▶ [Problem statement]:
Copy out each line of the listing that has the word "Fees" in it.

▶ [Dataset content]:

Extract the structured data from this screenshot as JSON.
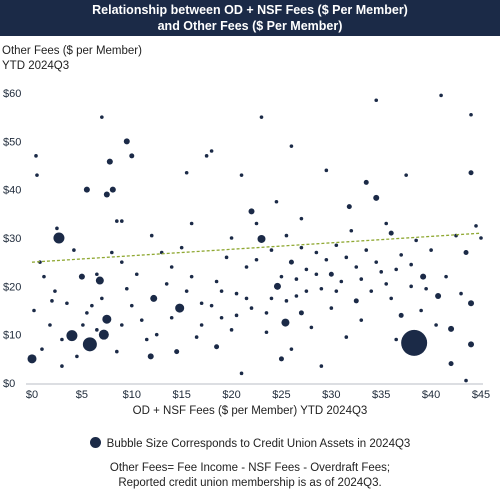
{
  "title_lines": [
    "Relationship between OD + NSF Fees ($ Per Member)",
    "and Other Fees ($ Per Member)"
  ],
  "ylabel_lines": [
    "Other Fees ($ per Member)",
    "YTD 2024Q3"
  ],
  "xlabel": "OD + NSF Fees ($ per Member) YTD 2024Q3",
  "legend_text": "Bubble Size Corresponds to Credit Union Assets in 2024Q3",
  "footnote_lines": [
    "Other Fees= Fee Income - NSF Fees - Overdraft Fees;",
    "Reported credit union membership is as of 2024Q3."
  ],
  "chart_data": {
    "type": "scatter",
    "title": "Relationship between OD + NSF Fees ($ Per Member) and Other Fees ($ Per Member)",
    "xlabel": "OD + NSF Fees ($ per Member) YTD 2024Q3",
    "ylabel": "Other Fees ($ per Member) YTD 2024Q3",
    "xlim": [
      0,
      45
    ],
    "ylim": [
      0,
      60
    ],
    "x_ticks": [
      "$0",
      "$5",
      "$10",
      "$15",
      "$20",
      "$25",
      "$30",
      "$35",
      "$40",
      "$45"
    ],
    "y_ticks": [
      "$0",
      "$10",
      "$20",
      "$30",
      "$40",
      "$50",
      "$60"
    ],
    "grid": false,
    "marker_color": "#1b2a47",
    "trendline": {
      "color": "#8fa832",
      "style": "dashed",
      "x": [
        0,
        45
      ],
      "y": [
        25.0,
        31.0
      ]
    },
    "points": [
      {
        "x": 38.3,
        "y": 8.3,
        "size": 13
      },
      {
        "x": 5.8,
        "y": 8.0,
        "size": 7
      },
      {
        "x": 2.7,
        "y": 30.0,
        "size": 5.5
      },
      {
        "x": 4.0,
        "y": 9.8,
        "size": 5.5
      },
      {
        "x": 7.2,
        "y": 10.0,
        "size": 5
      },
      {
        "x": 7.5,
        "y": 13.2,
        "size": 4.5
      },
      {
        "x": 14.8,
        "y": 15.5,
        "size": 4.5
      },
      {
        "x": 0.0,
        "y": 5.0,
        "size": 4.5
      },
      {
        "x": 6.8,
        "y": 21.2,
        "size": 4
      },
      {
        "x": 23.0,
        "y": 29.8,
        "size": 4
      },
      {
        "x": 25.4,
        "y": 12.5,
        "size": 4
      },
      {
        "x": 24.6,
        "y": 20.0,
        "size": 3.5
      },
      {
        "x": 12.2,
        "y": 17.5,
        "size": 3.5
      },
      {
        "x": 11.9,
        "y": 5.5,
        "size": 3
      },
      {
        "x": 9.5,
        "y": 50.0,
        "size": 3
      },
      {
        "x": 8.1,
        "y": 40.0,
        "size": 3
      },
      {
        "x": 7.5,
        "y": 39.0,
        "size": 3
      },
      {
        "x": 7.8,
        "y": 45.8,
        "size": 3
      },
      {
        "x": 5.5,
        "y": 40.0,
        "size": 3
      },
      {
        "x": 5.0,
        "y": 22.0,
        "size": 3
      },
      {
        "x": 22.0,
        "y": 35.5,
        "size": 3
      },
      {
        "x": 34.5,
        "y": 38.3,
        "size": 3
      },
      {
        "x": 42.0,
        "y": 11.2,
        "size": 3
      },
      {
        "x": 44.0,
        "y": 8.0,
        "size": 3
      },
      {
        "x": 40.7,
        "y": 18.0,
        "size": 3
      },
      {
        "x": 44.0,
        "y": 16.5,
        "size": 3
      },
      {
        "x": 39.2,
        "y": 22.0,
        "size": 3
      },
      {
        "x": 42.0,
        "y": 4.0,
        "size": 2.5
      },
      {
        "x": 36.0,
        "y": 31.0,
        "size": 2.5
      },
      {
        "x": 26.0,
        "y": 25.0,
        "size": 2.5
      },
      {
        "x": 30.0,
        "y": 22.5,
        "size": 2.5
      },
      {
        "x": 27.0,
        "y": 14.5,
        "size": 2.5
      },
      {
        "x": 25.0,
        "y": 5.0,
        "size": 2.5
      },
      {
        "x": 18.5,
        "y": 7.5,
        "size": 2.5
      },
      {
        "x": 14.5,
        "y": 6.5,
        "size": 2.5
      },
      {
        "x": 10.0,
        "y": 47.0,
        "size": 2.5
      },
      {
        "x": 44.0,
        "y": 43.5,
        "size": 2.5
      },
      {
        "x": 43.5,
        "y": 27.0,
        "size": 2.5
      },
      {
        "x": 32.5,
        "y": 17.0,
        "size": 2.5
      },
      {
        "x": 31.8,
        "y": 36.5,
        "size": 2.5
      },
      {
        "x": 33.5,
        "y": 41.5,
        "size": 2.5
      },
      {
        "x": 37.0,
        "y": 14.0,
        "size": 2.5
      },
      {
        "x": 0.4,
        "y": 47.0,
        "size": 1.8
      },
      {
        "x": 0.5,
        "y": 43.0,
        "size": 1.8
      },
      {
        "x": 0.2,
        "y": 15.0,
        "size": 1.8
      },
      {
        "x": 0.8,
        "y": 25.0,
        "size": 1.8
      },
      {
        "x": 1.2,
        "y": 22.0,
        "size": 1.8
      },
      {
        "x": 1.8,
        "y": 12.0,
        "size": 1.8
      },
      {
        "x": 2.3,
        "y": 19.0,
        "size": 1.8
      },
      {
        "x": 1.0,
        "y": 7.0,
        "size": 1.8
      },
      {
        "x": 3.5,
        "y": 16.5,
        "size": 1.8
      },
      {
        "x": 4.2,
        "y": 27.5,
        "size": 1.8
      },
      {
        "x": 4.5,
        "y": 5.5,
        "size": 1.8
      },
      {
        "x": 5.1,
        "y": 12.0,
        "size": 1.8
      },
      {
        "x": 6.0,
        "y": 16.0,
        "size": 1.8
      },
      {
        "x": 6.5,
        "y": 22.5,
        "size": 1.8
      },
      {
        "x": 7.0,
        "y": 55.0,
        "size": 1.8
      },
      {
        "x": 8.5,
        "y": 33.5,
        "size": 1.8
      },
      {
        "x": 9.0,
        "y": 33.5,
        "size": 1.8
      },
      {
        "x": 9.5,
        "y": 19.5,
        "size": 1.8
      },
      {
        "x": 9.0,
        "y": 12.0,
        "size": 1.8
      },
      {
        "x": 8.5,
        "y": 6.5,
        "size": 1.8
      },
      {
        "x": 10.5,
        "y": 22.5,
        "size": 1.8
      },
      {
        "x": 11.0,
        "y": 13.0,
        "size": 1.8
      },
      {
        "x": 12.0,
        "y": 30.5,
        "size": 1.8
      },
      {
        "x": 13.0,
        "y": 27.0,
        "size": 1.8
      },
      {
        "x": 12.5,
        "y": 10.0,
        "size": 1.8
      },
      {
        "x": 13.5,
        "y": 20.5,
        "size": 1.8
      },
      {
        "x": 14.0,
        "y": 24.0,
        "size": 1.8
      },
      {
        "x": 15.0,
        "y": 28.0,
        "size": 1.8
      },
      {
        "x": 15.5,
        "y": 43.5,
        "size": 1.8
      },
      {
        "x": 16.0,
        "y": 22.0,
        "size": 1.8
      },
      {
        "x": 16.5,
        "y": 9.5,
        "size": 1.8
      },
      {
        "x": 17.0,
        "y": 16.5,
        "size": 1.8
      },
      {
        "x": 17.5,
        "y": 47.0,
        "size": 1.8
      },
      {
        "x": 18.0,
        "y": 48.0,
        "size": 1.8
      },
      {
        "x": 18.5,
        "y": 21.0,
        "size": 1.8
      },
      {
        "x": 19.0,
        "y": 13.5,
        "size": 1.8
      },
      {
        "x": 19.5,
        "y": 26.0,
        "size": 1.8
      },
      {
        "x": 20.0,
        "y": 11.0,
        "size": 1.8
      },
      {
        "x": 20.5,
        "y": 18.5,
        "size": 1.8
      },
      {
        "x": 21.0,
        "y": 43.0,
        "size": 1.8
      },
      {
        "x": 21.5,
        "y": 24.0,
        "size": 1.8
      },
      {
        "x": 22.0,
        "y": 15.5,
        "size": 1.8
      },
      {
        "x": 22.5,
        "y": 33.0,
        "size": 1.8
      },
      {
        "x": 23.0,
        "y": 55.0,
        "size": 1.8
      },
      {
        "x": 23.5,
        "y": 10.5,
        "size": 1.8
      },
      {
        "x": 24.0,
        "y": 17.5,
        "size": 1.8
      },
      {
        "x": 24.5,
        "y": 37.5,
        "size": 1.8
      },
      {
        "x": 25.0,
        "y": 22.0,
        "size": 1.8
      },
      {
        "x": 25.5,
        "y": 30.5,
        "size": 1.8
      },
      {
        "x": 26.0,
        "y": 49.0,
        "size": 1.8
      },
      {
        "x": 26.5,
        "y": 18.0,
        "size": 1.8
      },
      {
        "x": 27.0,
        "y": 34.0,
        "size": 1.8
      },
      {
        "x": 27.5,
        "y": 23.5,
        "size": 1.8
      },
      {
        "x": 28.0,
        "y": 11.5,
        "size": 1.8
      },
      {
        "x": 28.5,
        "y": 27.0,
        "size": 1.8
      },
      {
        "x": 29.0,
        "y": 19.5,
        "size": 1.8
      },
      {
        "x": 29.5,
        "y": 44.0,
        "size": 1.8
      },
      {
        "x": 30.0,
        "y": 15.5,
        "size": 1.8
      },
      {
        "x": 30.5,
        "y": 28.5,
        "size": 1.8
      },
      {
        "x": 31.0,
        "y": 21.0,
        "size": 1.8
      },
      {
        "x": 31.5,
        "y": 9.5,
        "size": 1.8
      },
      {
        "x": 32.0,
        "y": 31.5,
        "size": 1.8
      },
      {
        "x": 32.5,
        "y": 24.0,
        "size": 1.8
      },
      {
        "x": 33.0,
        "y": 13.0,
        "size": 1.8
      },
      {
        "x": 33.5,
        "y": 27.5,
        "size": 1.8
      },
      {
        "x": 34.0,
        "y": 19.0,
        "size": 1.8
      },
      {
        "x": 34.5,
        "y": 58.5,
        "size": 1.8
      },
      {
        "x": 35.0,
        "y": 23.0,
        "size": 1.8
      },
      {
        "x": 35.5,
        "y": 33.0,
        "size": 1.8
      },
      {
        "x": 36.0,
        "y": 17.5,
        "size": 1.8
      },
      {
        "x": 36.5,
        "y": 9.0,
        "size": 1.8
      },
      {
        "x": 37.0,
        "y": 26.5,
        "size": 1.8
      },
      {
        "x": 37.5,
        "y": 43.0,
        "size": 1.8
      },
      {
        "x": 38.0,
        "y": 20.0,
        "size": 1.8
      },
      {
        "x": 38.5,
        "y": 29.5,
        "size": 1.8
      },
      {
        "x": 39.0,
        "y": 15.0,
        "size": 1.8
      },
      {
        "x": 40.0,
        "y": 27.5,
        "size": 1.8
      },
      {
        "x": 40.5,
        "y": 12.0,
        "size": 1.8
      },
      {
        "x": 41.0,
        "y": 59.5,
        "size": 1.8
      },
      {
        "x": 41.5,
        "y": 22.0,
        "size": 1.8
      },
      {
        "x": 42.5,
        "y": 30.5,
        "size": 1.8
      },
      {
        "x": 43.0,
        "y": 18.5,
        "size": 1.8
      },
      {
        "x": 43.5,
        "y": 0.5,
        "size": 1.8
      },
      {
        "x": 44.0,
        "y": 55.5,
        "size": 1.8
      },
      {
        "x": 44.5,
        "y": 32.5,
        "size": 1.8
      },
      {
        "x": 45.0,
        "y": 30.0,
        "size": 1.8
      },
      {
        "x": 21.0,
        "y": 2.0,
        "size": 1.8
      },
      {
        "x": 26.0,
        "y": 7.0,
        "size": 1.8
      },
      {
        "x": 29.0,
        "y": 3.5,
        "size": 1.8
      },
      {
        "x": 3.0,
        "y": 3.5,
        "size": 1.8
      },
      {
        "x": 2.5,
        "y": 32.0,
        "size": 1.8
      },
      {
        "x": 16.0,
        "y": 33.0,
        "size": 1.8
      },
      {
        "x": 20.0,
        "y": 30.0,
        "size": 1.8
      },
      {
        "x": 22.5,
        "y": 25.5,
        "size": 1.8
      },
      {
        "x": 27.5,
        "y": 19.0,
        "size": 1.8
      },
      {
        "x": 28.5,
        "y": 22.5,
        "size": 1.8
      },
      {
        "x": 26.5,
        "y": 21.5,
        "size": 1.8
      },
      {
        "x": 23.5,
        "y": 14.5,
        "size": 1.8
      },
      {
        "x": 24.0,
        "y": 27.5,
        "size": 1.8
      },
      {
        "x": 25.5,
        "y": 17.0,
        "size": 1.8
      },
      {
        "x": 27.0,
        "y": 28.0,
        "size": 1.8
      },
      {
        "x": 29.5,
        "y": 25.5,
        "size": 1.8
      },
      {
        "x": 30.5,
        "y": 19.0,
        "size": 1.8
      },
      {
        "x": 31.5,
        "y": 26.0,
        "size": 1.8
      },
      {
        "x": 33.0,
        "y": 21.5,
        "size": 1.8
      },
      {
        "x": 34.5,
        "y": 25.0,
        "size": 1.8
      },
      {
        "x": 35.5,
        "y": 20.5,
        "size": 1.8
      },
      {
        "x": 36.5,
        "y": 23.5,
        "size": 1.8
      },
      {
        "x": 38.0,
        "y": 24.5,
        "size": 1.8
      },
      {
        "x": 39.5,
        "y": 19.5,
        "size": 1.8
      },
      {
        "x": 18.0,
        "y": 16.0,
        "size": 1.8
      },
      {
        "x": 19.0,
        "y": 19.0,
        "size": 1.8
      },
      {
        "x": 20.5,
        "y": 14.0,
        "size": 1.8
      },
      {
        "x": 21.5,
        "y": 17.5,
        "size": 1.8
      },
      {
        "x": 17.0,
        "y": 12.0,
        "size": 1.8
      },
      {
        "x": 15.5,
        "y": 19.0,
        "size": 1.8
      },
      {
        "x": 14.0,
        "y": 13.5,
        "size": 1.8
      },
      {
        "x": 10.0,
        "y": 16.0,
        "size": 1.8
      },
      {
        "x": 11.5,
        "y": 9.0,
        "size": 1.8
      },
      {
        "x": 7.0,
        "y": 17.5,
        "size": 1.8
      },
      {
        "x": 6.5,
        "y": 11.0,
        "size": 1.8
      },
      {
        "x": 5.5,
        "y": 14.5,
        "size": 1.8
      },
      {
        "x": 3.0,
        "y": 9.0,
        "size": 1.8
      },
      {
        "x": 2.0,
        "y": 17.0,
        "size": 1.8
      },
      {
        "x": 8.0,
        "y": 27.0,
        "size": 1.8
      },
      {
        "x": 9.0,
        "y": 25.0,
        "size": 1.8
      }
    ]
  }
}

▶ [The output]:
    "Relationship between OD + NSF Fees ($ Per Member)",
    "and Other Fees ($ Per Member)"
    "Other Fees ($ per Member)",
  "xlabel": "OD + NSF Fees ($ per Member) YTD 2024Q3",
    "Other Fees= Fee Income - NSF Fees - Overdraft Fees;",
    "title": "Relationship between OD + NSF Fees ($ Per Member) and Other Fees ($ Per Member)",
    "xlabel": "OD + NSF Fees ($ per Member) YTD 2024Q3",
    "ylabel": "Other Fees ($ per Member) YTD 2024Q3",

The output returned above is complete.